Entries taken from a collection:
::::::

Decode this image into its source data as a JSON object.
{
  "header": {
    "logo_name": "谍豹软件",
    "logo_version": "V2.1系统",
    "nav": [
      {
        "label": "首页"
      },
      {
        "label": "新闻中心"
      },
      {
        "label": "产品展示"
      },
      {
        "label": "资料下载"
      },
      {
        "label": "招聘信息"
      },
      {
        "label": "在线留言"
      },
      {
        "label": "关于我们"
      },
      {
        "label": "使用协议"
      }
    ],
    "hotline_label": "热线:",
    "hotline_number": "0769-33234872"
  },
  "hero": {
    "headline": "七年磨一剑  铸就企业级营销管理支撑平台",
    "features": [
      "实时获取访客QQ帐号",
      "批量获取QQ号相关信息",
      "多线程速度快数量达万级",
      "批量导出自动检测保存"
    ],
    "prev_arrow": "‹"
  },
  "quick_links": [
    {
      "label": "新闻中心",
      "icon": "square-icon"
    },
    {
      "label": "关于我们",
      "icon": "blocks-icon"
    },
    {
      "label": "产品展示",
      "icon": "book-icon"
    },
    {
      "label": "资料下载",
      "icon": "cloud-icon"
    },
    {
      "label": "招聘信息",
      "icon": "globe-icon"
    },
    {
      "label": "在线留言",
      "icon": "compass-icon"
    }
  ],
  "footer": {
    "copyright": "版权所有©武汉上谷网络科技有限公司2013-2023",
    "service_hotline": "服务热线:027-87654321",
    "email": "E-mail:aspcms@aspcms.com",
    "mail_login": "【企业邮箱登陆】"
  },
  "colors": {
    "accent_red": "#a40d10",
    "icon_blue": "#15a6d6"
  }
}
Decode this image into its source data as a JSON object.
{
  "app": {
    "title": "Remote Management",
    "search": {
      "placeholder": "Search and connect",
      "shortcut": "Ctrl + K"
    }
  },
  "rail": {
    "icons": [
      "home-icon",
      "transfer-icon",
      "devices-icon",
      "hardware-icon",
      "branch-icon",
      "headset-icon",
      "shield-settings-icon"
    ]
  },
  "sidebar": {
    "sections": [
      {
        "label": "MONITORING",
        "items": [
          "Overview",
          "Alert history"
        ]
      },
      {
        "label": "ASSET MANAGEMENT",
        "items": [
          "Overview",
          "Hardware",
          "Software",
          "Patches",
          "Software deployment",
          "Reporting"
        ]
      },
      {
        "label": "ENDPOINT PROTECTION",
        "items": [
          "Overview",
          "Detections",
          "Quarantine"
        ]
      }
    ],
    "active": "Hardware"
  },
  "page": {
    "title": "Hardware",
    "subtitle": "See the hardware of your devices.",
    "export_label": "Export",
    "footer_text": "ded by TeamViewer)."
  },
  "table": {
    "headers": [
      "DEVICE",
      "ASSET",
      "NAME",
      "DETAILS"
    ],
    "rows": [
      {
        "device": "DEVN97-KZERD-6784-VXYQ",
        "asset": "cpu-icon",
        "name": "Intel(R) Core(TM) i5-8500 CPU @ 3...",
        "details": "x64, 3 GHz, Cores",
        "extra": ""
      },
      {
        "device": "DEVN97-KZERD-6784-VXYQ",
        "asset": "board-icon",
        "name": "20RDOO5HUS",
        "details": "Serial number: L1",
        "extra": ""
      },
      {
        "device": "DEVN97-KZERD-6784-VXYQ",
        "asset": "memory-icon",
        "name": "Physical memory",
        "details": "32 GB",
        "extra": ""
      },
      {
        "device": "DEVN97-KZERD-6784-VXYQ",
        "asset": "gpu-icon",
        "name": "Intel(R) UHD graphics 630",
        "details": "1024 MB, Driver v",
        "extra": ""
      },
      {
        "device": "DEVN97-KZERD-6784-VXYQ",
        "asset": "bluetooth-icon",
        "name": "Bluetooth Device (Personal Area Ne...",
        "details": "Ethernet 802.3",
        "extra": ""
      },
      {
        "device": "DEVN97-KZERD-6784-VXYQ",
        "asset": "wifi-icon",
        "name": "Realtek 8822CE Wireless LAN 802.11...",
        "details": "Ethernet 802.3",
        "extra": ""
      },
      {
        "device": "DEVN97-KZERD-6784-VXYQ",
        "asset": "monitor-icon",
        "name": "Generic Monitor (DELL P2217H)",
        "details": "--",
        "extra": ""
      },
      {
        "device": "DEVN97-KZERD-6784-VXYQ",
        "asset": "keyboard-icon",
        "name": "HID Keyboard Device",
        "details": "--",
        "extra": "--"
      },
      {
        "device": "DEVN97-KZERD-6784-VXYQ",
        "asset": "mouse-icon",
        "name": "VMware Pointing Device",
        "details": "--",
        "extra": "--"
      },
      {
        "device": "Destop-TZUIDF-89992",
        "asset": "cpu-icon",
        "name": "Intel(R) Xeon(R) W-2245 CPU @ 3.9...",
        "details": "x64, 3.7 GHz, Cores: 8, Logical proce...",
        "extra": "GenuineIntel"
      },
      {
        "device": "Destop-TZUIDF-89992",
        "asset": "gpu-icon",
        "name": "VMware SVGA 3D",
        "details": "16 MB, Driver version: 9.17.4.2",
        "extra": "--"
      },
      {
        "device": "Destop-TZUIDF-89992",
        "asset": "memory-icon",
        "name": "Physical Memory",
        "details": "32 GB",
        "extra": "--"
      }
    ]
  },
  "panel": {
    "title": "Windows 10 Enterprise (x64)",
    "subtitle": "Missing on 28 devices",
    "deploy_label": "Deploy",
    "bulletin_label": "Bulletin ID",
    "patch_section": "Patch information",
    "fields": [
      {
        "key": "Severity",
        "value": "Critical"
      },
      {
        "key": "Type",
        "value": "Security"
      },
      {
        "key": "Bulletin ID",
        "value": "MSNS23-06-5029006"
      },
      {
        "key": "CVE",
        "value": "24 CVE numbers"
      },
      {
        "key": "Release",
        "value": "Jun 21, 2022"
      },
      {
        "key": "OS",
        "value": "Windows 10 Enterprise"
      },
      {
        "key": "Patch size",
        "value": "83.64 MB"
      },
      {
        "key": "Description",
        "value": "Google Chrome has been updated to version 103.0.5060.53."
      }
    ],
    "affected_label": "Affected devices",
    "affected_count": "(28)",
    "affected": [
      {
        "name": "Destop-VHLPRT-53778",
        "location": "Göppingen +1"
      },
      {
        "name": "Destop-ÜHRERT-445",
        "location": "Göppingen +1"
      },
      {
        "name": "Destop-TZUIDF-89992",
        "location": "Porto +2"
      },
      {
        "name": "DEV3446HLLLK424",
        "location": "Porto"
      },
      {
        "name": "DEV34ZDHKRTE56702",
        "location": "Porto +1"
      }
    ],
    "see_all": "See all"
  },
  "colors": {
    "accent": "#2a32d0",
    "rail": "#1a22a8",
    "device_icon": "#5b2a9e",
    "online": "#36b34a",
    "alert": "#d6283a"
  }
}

::::::

GIVEN REQUEST: Copy the data above exactly. Every line must be included.

SOLUTION FOR THIS PROBLEM:
Decode this image into its source data as a JSON object.
{
  "header": {
    "logo_name": "谍豹软件",
    "logo_version": "V2.1系统",
    "nav": [
      {
        "label": "首页"
      },
      {
        "label": "新闻中心"
      },
      {
        "label": "产品展示"
      },
      {
        "label": "资料下载"
      },
      {
        "label": "招聘信息"
      },
      {
        "label": "在线留言"
      },
      {
        "label": "关于我们"
      },
      {
        "label": "使用协议"
      }
    ],
    "hotline_label": "热线:",
    "hotline_number": "0769-33234872"
  },
  "hero": {
    "headline": "七年磨一剑  铸就企业级营销管理支撑平台",
    "features": [
      "实时获取访客QQ帐号",
      "批量获取QQ号相关信息",
      "多线程速度快数量达万级",
      "批量导出自动检测保存"
    ],
    "prev_arrow": "‹"
  },
  "quick_links": [
    {
      "label": "新闻中心",
      "icon": "square-icon"
    },
    {
      "label": "关于我们",
      "icon": "blocks-icon"
    },
    {
      "label": "产品展示",
      "icon": "book-icon"
    },
    {
      "label": "资料下载",
      "icon": "cloud-icon"
    },
    {
      "label": "招聘信息",
      "icon": "globe-icon"
    },
    {
      "label": "在线留言",
      "icon": "compass-icon"
    }
  ],
  "footer": {
    "copyright": "版权所有©武汉上谷网络科技有限公司2013-2023",
    "service_hotline": "服务热线:027-87654321",
    "email": "E-mail:aspcms@aspcms.com",
    "mail_login": "【企业邮箱登陆】"
  },
  "colors": {
    "accent_red": "#a40d10",
    "icon_blue": "#15a6d6"
  }
}
Decode this image into its source data as a JSON object.
{
  "app": {
    "title": "Remote Management",
    "search": {
      "placeholder": "Search and connect",
      "shortcut": "Ctrl + K"
    }
  },
  "rail": {
    "icons": [
      "home-icon",
      "transfer-icon",
      "devices-icon",
      "hardware-icon",
      "branch-icon",
      "headset-icon",
      "shield-settings-icon"
    ]
  },
  "sidebar": {
    "sections": [
      {
        "label": "MONITORING",
        "items": [
          "Overview",
          "Alert history"
        ]
      },
      {
        "label": "ASSET MANAGEMENT",
        "items": [
          "Overview",
          "Hardware",
          "Software",
          "Patches",
          "Software deployment",
          "Reporting"
        ]
      },
      {
        "label": "ENDPOINT PROTECTION",
        "items": [
          "Overview",
          "Detections",
          "Quarantine"
        ]
      }
    ],
    "active": "Hardware"
  },
  "page": {
    "title": "Hardware",
    "subtitle": "See the hardware of your devices.",
    "export_label": "Export",
    "footer_text": "ded by TeamViewer)."
  },
  "table": {
    "headers": [
      "DEVICE",
      "ASSET",
      "NAME",
      "DETAILS"
    ],
    "rows": [
      {
        "device": "DEVN97-KZERD-6784-VXYQ",
        "asset": "cpu-icon",
        "name": "Intel(R) Core(TM) i5-8500 CPU @ 3...",
        "details": "x64, 3 GHz, Cores",
        "extra": ""
      },
      {
        "device": "DEVN97-KZERD-6784-VXYQ",
        "asset": "board-icon",
        "name": "20RDOO5HUS",
        "details": "Serial number: L1",
        "extra": ""
      },
      {
        "device": "DEVN97-KZERD-6784-VXYQ",
        "asset": "memory-icon",
        "name": "Physical memory",
        "details": "32 GB",
        "extra": ""
      },
      {
        "device": "DEVN97-KZERD-6784-VXYQ",
        "asset": "gpu-icon",
        "name": "Intel(R) UHD graphics 630",
        "details": "1024 MB, Driver v",
        "extra": ""
      },
      {
        "device": "DEVN97-KZERD-6784-VXYQ",
        "asset": "bluetooth-icon",
        "name": "Bluetooth Device (Personal Area Ne...",
        "details": "Ethernet 802.3",
        "extra": ""
      },
      {
        "device": "DEVN97-KZERD-6784-VXYQ",
        "asset": "wifi-icon",
        "name": "Realtek 8822CE Wireless LAN 802.11...",
        "details": "Ethernet 802.3",
        "extra": ""
      },
      {
        "device": "DEVN97-KZERD-6784-VXYQ",
        "asset": "monitor-icon",
        "name": "Generic Monitor (DELL P2217H)",
        "details": "--",
        "extra": ""
      },
      {
        "device": "DEVN97-KZERD-6784-VXYQ",
        "asset": "keyboard-icon",
        "name": "HID Keyboard Device",
        "details": "--",
        "extra": "--"
      },
      {
        "device": "DEVN97-KZERD-6784-VXYQ",
        "asset": "mouse-icon",
        "name": "VMware Pointing Device",
        "details": "--",
        "extra": "--"
      },
      {
        "device": "Destop-TZUIDF-89992",
        "asset": "cpu-icon",
        "name": "Intel(R) Xeon(R) W-2245 CPU @ 3.9...",
        "details": "x64, 3.7 GHz, Cores: 8, Logical proce...",
        "extra": "GenuineIntel"
      },
      {
        "device": "Destop-TZUIDF-89992",
        "asset": "gpu-icon",
        "name": "VMware SVGA 3D",
        "details": "16 MB, Driver version: 9.17.4.2",
        "extra": "--"
      },
      {
        "device": "Destop-TZUIDF-89992",
        "asset": "memory-icon",
        "name": "Physical Memory",
        "details": "32 GB",
        "extra": "--"
      }
    ]
  },
  "panel": {
    "title": "Windows 10 Enterprise (x64)",
    "subtitle": "Missing on 28 devices",
    "deploy_label": "Deploy",
    "bulletin_label": "Bulletin ID",
    "patch_section": "Patch information",
    "fields": [
      {
        "key": "Severity",
        "value": "Critical"
      },
      {
        "key": "Type",
        "value": "Security"
      },
      {
        "key": "Bulletin ID",
        "value": "MSNS23-06-5029006"
      },
      {
        "key": "CVE",
        "value": "24 CVE numbers"
      },
      {
        "key": "Release",
        "value": "Jun 21, 2022"
      },
      {
        "key": "OS",
        "value": "Windows 10 Enterprise"
      },
      {
        "key": "Patch size",
        "value": "83.64 MB"
      },
      {
        "key": "Description",
        "value": "Google Chrome has been updated to version 103.0.5060.53."
      }
    ],
    "affected_label": "Affected devices",
    "affected_count": "(28)",
    "affected": [
      {
        "name": "Destop-VHLPRT-53778",
        "location": "Göppingen +1"
      },
      {
        "name": "Destop-ÜHRERT-445",
        "location": "Göppingen +1"
      },
      {
        "name": "Destop-TZUIDF-89992",
        "location": "Porto +2"
      },
      {
        "name": "DEV3446HLLLK424",
        "location": "Porto"
      },
      {
        "name": "DEV34ZDHKRTE56702",
        "location": "Porto +1"
      }
    ],
    "see_all": "See all"
  },
  "colors": {
    "accent": "#2a32d0",
    "rail": "#1a22a8",
    "device_icon": "#5b2a9e",
    "online": "#36b34a",
    "alert": "#d6283a"
  }
}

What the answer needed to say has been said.